Aufgabenstellung: Wie viele Menschen verloren laut dem Text über die Entlassungen in der Tech-Branche in den Jahren 2020 und 2021 landesweit ihre Arbeit?

Ausgangstext:

------------------------

Die gut Bezahlten müssen gehen

Die Entlassungen treffen vor allem gut bezahlte "White Collar Worker" aus den Entwicklungsabteilungen: Softwareingenieure, Informationsanalysten, Programmierer, von denen manche erst während der Pandemie eingestellt worden sind. In den Jahren 2020 und 2021, während landesweit fast 23 Millionen Menschen ihre Arbeit verloren, schien Silicon Valley eine Insel der Glücksseeligen zu sein. Die Tech-Unternehmen stellten Zigtausende ein. Eine glänzende Zukunft sahen sie für ihre Online-Geschäfte. Doch in diesem Jahr ist das Anzeigenvolumen gesunken, die laufenden Kosten sind gestiegen, die Börsenwerte abgestürzt. Und: Die Furcht vor einer Rezession ist verbreitet.

"Ich habe das Unternehmen zu schnell wachsen lassen", entschuldigte sich der ehemalige Chef von Twitter, Jack Dorsey. Bei Facebook übernahm Mark Zuckerberg die "volle Verantwortung". Auch er vertraute auf die langfristige Zunahme von E-Geschäften und Werbung, investierte massiv und sagte den Gefeuerten in einer weinerlichen Geste per Video: "Leider hat es sich nicht so entwickelt, wie ich erwartet hatte."

------------------------

Bereitgestellte Angaben:
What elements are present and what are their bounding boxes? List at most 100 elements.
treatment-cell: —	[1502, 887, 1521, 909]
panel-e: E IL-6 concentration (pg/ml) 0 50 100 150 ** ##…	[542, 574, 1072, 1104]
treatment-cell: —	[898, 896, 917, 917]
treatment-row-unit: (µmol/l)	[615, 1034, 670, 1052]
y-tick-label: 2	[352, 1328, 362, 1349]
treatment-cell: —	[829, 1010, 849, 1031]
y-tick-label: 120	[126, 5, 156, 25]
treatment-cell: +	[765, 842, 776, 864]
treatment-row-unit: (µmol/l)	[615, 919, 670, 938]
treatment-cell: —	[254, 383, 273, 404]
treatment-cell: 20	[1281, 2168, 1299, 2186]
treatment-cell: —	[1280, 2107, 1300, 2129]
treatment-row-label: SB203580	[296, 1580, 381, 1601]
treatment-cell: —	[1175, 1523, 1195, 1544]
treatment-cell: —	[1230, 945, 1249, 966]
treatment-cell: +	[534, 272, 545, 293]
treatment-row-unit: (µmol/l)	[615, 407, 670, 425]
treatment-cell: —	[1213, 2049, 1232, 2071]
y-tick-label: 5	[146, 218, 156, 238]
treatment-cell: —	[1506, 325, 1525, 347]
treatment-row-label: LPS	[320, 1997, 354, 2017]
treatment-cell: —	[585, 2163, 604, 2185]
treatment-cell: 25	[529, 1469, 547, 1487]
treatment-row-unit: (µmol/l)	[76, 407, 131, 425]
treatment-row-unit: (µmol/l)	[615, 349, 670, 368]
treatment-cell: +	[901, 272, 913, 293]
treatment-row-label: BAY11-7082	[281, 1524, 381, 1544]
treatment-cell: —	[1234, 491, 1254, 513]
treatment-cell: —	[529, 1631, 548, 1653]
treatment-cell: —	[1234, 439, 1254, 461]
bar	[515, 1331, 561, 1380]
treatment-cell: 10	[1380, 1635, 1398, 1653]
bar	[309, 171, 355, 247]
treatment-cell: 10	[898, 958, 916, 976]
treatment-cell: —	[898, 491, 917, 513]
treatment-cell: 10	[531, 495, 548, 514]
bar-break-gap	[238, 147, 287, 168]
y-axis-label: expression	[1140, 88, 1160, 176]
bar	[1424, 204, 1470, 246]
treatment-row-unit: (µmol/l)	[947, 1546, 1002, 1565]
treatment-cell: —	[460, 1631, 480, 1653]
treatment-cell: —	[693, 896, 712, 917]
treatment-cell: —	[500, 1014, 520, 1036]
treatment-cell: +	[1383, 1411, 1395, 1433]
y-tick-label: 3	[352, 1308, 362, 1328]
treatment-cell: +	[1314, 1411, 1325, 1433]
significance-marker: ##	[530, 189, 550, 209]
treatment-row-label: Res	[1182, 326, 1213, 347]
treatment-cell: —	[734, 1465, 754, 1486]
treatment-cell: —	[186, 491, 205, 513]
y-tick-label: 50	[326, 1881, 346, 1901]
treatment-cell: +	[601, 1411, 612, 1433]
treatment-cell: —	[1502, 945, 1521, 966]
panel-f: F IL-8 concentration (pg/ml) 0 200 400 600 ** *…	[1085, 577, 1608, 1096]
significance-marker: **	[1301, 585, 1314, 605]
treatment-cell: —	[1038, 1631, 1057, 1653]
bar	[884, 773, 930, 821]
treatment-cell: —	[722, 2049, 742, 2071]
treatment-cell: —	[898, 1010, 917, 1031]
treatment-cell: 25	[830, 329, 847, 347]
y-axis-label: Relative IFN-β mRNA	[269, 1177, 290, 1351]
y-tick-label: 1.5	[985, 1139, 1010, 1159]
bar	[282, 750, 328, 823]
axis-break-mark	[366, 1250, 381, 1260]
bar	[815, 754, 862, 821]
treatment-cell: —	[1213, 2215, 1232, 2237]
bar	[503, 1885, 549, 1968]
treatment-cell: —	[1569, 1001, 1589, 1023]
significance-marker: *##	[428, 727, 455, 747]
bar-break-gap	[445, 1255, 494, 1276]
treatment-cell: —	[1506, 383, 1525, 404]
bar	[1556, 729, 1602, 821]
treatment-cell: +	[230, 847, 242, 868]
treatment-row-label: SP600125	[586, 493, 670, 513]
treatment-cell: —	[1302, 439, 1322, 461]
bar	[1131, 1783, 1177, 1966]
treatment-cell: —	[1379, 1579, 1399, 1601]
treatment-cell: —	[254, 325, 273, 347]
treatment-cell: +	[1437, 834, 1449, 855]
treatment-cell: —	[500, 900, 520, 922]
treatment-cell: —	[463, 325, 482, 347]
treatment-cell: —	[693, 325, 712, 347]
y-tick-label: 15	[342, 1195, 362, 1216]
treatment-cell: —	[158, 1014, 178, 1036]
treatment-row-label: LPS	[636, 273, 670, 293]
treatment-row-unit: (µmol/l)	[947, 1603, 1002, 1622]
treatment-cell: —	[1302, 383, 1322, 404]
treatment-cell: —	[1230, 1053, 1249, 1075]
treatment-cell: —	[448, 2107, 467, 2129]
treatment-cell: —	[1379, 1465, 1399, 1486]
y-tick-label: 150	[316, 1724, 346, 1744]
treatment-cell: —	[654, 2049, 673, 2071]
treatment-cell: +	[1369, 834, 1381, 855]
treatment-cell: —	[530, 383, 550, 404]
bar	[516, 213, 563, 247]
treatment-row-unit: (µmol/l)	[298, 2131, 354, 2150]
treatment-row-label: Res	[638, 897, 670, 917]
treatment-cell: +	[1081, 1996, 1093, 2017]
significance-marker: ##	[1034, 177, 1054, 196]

------------------------

Lösung: Fast 23 Millionen Menschen.